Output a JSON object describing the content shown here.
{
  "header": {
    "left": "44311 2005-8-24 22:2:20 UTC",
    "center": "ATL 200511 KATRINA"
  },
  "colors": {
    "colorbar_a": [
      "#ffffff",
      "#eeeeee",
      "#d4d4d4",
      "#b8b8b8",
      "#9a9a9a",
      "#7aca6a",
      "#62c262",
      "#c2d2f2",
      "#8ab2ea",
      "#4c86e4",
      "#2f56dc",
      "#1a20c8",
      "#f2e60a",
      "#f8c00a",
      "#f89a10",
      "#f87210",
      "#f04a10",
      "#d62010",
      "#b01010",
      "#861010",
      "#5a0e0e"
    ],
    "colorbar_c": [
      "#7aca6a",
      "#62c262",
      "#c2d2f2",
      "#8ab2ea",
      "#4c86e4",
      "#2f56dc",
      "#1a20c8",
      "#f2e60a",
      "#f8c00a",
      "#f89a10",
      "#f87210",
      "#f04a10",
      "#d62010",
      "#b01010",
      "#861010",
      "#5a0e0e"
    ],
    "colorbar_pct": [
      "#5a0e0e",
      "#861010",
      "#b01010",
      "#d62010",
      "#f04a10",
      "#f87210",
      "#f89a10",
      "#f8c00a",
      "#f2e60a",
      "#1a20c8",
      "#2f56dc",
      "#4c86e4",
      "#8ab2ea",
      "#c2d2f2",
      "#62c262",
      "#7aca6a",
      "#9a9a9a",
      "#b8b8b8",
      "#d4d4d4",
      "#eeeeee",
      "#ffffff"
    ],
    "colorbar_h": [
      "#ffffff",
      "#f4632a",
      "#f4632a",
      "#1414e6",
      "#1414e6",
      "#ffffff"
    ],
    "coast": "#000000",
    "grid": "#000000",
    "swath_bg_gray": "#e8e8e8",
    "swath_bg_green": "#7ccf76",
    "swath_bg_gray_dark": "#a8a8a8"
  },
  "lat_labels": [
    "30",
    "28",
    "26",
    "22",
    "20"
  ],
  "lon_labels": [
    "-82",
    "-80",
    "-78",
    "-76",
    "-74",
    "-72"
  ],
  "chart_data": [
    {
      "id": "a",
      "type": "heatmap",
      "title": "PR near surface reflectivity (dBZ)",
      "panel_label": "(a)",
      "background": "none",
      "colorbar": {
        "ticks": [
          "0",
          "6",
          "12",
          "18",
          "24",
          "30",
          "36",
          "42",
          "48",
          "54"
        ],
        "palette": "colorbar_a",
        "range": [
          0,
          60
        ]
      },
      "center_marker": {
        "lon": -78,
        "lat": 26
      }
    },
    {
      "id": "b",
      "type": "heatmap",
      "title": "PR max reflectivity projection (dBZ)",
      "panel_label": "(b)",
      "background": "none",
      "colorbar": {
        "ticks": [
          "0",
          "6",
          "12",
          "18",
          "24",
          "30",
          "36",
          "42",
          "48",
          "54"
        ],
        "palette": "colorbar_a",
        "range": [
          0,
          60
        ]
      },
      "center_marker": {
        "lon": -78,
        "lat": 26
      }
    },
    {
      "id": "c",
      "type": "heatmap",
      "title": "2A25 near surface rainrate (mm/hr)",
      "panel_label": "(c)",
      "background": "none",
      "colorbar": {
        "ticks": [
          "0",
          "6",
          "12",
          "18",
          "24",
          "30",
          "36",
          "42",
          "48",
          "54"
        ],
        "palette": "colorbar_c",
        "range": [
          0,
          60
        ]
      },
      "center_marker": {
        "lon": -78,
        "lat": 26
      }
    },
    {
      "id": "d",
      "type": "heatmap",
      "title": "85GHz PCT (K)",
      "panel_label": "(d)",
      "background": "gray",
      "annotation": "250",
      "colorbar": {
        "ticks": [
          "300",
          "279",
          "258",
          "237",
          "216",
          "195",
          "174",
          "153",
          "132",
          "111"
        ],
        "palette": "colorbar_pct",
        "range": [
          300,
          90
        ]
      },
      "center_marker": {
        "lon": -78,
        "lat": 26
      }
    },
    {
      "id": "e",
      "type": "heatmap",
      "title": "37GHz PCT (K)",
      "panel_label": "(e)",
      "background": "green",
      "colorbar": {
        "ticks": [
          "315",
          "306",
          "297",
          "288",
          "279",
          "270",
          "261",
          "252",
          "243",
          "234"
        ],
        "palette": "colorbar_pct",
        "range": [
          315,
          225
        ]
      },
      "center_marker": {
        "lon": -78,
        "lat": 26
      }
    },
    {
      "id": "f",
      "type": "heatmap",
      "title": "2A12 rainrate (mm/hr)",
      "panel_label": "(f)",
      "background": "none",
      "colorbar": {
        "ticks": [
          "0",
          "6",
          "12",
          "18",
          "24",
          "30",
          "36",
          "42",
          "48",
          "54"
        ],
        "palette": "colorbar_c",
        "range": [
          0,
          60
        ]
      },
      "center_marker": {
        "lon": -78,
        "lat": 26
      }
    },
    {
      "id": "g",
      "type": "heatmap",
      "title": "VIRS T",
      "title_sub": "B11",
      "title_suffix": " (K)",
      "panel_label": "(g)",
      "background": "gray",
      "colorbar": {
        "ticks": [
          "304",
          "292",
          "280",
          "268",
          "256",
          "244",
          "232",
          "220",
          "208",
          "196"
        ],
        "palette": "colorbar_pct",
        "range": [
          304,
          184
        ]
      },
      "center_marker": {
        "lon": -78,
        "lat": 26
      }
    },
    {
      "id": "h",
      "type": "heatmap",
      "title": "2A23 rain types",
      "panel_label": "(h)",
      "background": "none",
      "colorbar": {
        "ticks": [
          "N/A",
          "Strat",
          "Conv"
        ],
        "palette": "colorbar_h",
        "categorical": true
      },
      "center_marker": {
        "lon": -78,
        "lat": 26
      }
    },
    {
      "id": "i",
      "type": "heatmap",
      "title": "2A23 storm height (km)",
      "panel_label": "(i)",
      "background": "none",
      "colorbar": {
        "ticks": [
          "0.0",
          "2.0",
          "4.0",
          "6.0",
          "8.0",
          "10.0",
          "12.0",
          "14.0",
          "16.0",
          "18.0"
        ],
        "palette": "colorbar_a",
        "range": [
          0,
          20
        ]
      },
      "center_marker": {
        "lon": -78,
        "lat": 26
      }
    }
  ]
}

☆ ☆ ☆

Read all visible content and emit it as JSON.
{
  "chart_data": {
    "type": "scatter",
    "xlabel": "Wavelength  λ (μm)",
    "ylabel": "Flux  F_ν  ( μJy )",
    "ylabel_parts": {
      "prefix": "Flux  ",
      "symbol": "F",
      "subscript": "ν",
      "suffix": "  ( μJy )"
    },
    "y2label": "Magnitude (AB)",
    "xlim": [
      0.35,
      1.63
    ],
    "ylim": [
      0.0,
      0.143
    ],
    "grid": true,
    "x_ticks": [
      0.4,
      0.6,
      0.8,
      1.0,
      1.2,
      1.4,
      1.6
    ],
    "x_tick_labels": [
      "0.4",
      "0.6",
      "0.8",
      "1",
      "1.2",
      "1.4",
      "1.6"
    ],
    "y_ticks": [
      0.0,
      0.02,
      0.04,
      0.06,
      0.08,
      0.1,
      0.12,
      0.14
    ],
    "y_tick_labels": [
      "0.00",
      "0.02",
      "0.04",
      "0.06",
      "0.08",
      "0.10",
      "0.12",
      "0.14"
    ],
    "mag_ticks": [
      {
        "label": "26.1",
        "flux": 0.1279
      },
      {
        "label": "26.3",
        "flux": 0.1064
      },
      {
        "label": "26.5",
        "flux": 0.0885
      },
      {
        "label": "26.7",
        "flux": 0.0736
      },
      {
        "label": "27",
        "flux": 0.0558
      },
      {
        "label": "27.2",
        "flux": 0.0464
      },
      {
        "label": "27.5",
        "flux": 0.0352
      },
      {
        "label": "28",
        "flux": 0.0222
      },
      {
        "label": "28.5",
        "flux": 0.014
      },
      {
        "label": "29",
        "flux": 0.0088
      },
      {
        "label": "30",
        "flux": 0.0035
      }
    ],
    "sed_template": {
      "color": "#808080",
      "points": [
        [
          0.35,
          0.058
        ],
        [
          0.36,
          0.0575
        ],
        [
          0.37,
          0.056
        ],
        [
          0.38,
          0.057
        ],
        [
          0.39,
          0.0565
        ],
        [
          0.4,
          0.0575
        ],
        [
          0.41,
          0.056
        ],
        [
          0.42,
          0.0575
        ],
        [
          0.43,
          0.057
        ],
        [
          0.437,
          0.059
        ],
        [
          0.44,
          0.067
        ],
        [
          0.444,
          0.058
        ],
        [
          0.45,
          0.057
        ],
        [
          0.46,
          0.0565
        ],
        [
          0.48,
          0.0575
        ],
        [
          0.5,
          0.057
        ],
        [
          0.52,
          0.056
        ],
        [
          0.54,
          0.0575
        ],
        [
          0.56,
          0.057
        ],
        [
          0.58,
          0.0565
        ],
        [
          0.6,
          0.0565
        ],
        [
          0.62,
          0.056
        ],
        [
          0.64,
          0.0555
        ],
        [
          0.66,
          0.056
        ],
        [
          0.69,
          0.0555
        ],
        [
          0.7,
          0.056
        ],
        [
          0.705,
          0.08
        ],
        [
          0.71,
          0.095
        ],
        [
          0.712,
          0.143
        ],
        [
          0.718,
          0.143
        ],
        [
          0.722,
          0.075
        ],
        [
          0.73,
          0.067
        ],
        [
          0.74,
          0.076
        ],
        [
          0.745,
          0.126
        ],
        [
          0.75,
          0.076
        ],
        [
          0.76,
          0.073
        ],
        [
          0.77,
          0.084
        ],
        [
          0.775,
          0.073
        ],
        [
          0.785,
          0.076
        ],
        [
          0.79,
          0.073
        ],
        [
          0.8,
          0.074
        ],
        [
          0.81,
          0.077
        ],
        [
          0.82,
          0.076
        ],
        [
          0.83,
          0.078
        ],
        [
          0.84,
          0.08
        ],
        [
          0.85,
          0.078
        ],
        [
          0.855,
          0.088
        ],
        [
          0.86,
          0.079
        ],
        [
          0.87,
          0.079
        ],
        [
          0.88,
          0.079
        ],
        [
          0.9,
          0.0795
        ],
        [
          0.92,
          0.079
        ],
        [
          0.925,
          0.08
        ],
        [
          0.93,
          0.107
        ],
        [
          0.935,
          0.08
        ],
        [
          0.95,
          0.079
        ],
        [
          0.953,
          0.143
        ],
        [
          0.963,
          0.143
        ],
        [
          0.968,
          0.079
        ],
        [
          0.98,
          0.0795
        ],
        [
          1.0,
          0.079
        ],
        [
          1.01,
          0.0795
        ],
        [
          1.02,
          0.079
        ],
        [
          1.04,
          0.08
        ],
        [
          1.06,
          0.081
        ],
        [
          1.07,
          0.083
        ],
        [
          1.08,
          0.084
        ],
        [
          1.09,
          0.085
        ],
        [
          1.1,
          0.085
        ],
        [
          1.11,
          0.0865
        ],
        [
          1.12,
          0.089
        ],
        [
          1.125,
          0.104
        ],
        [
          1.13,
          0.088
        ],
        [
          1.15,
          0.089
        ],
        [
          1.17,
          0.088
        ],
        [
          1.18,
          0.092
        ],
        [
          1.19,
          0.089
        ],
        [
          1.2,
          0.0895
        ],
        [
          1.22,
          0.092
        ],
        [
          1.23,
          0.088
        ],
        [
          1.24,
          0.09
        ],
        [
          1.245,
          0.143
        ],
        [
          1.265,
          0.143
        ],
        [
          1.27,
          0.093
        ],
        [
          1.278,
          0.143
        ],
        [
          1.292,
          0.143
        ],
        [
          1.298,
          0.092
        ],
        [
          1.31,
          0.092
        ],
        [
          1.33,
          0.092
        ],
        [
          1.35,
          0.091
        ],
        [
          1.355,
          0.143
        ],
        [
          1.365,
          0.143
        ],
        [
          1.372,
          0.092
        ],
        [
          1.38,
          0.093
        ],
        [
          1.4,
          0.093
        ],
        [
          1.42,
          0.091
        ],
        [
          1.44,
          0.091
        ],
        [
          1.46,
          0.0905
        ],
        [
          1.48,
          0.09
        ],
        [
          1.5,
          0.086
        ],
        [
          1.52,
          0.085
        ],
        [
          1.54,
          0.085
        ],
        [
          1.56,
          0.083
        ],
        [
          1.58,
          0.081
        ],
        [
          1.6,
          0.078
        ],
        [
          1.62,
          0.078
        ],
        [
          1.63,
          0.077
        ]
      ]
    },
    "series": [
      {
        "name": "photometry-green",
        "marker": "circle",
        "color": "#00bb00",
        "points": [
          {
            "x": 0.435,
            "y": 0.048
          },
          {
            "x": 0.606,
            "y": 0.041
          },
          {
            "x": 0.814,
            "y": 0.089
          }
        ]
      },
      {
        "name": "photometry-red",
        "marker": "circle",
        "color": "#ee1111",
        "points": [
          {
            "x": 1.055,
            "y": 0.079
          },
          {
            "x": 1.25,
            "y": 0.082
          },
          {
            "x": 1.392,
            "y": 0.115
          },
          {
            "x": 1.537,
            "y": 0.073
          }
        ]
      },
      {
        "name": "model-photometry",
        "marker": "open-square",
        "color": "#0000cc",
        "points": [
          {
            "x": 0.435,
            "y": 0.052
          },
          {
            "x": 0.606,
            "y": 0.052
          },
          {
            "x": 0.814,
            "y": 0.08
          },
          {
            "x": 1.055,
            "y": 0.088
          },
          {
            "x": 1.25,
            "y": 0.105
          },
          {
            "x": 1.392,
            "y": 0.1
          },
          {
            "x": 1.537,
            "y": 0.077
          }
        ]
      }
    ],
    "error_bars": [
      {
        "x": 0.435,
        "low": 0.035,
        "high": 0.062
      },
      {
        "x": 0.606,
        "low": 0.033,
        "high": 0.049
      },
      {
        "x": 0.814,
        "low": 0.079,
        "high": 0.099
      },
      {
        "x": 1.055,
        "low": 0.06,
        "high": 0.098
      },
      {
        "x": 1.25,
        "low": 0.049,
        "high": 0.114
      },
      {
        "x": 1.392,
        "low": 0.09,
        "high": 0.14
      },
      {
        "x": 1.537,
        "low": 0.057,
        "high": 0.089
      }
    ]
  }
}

☆ ☆ ☆

*Written task*: Identify the lines above with the word "high". Copy them.

*Expected answer*:
        "high": 0.062
        "high": 0.049
        "high": 0.099
        "high": 0.098
        "high": 0.114
        "high": 0.14
        "high": 0.089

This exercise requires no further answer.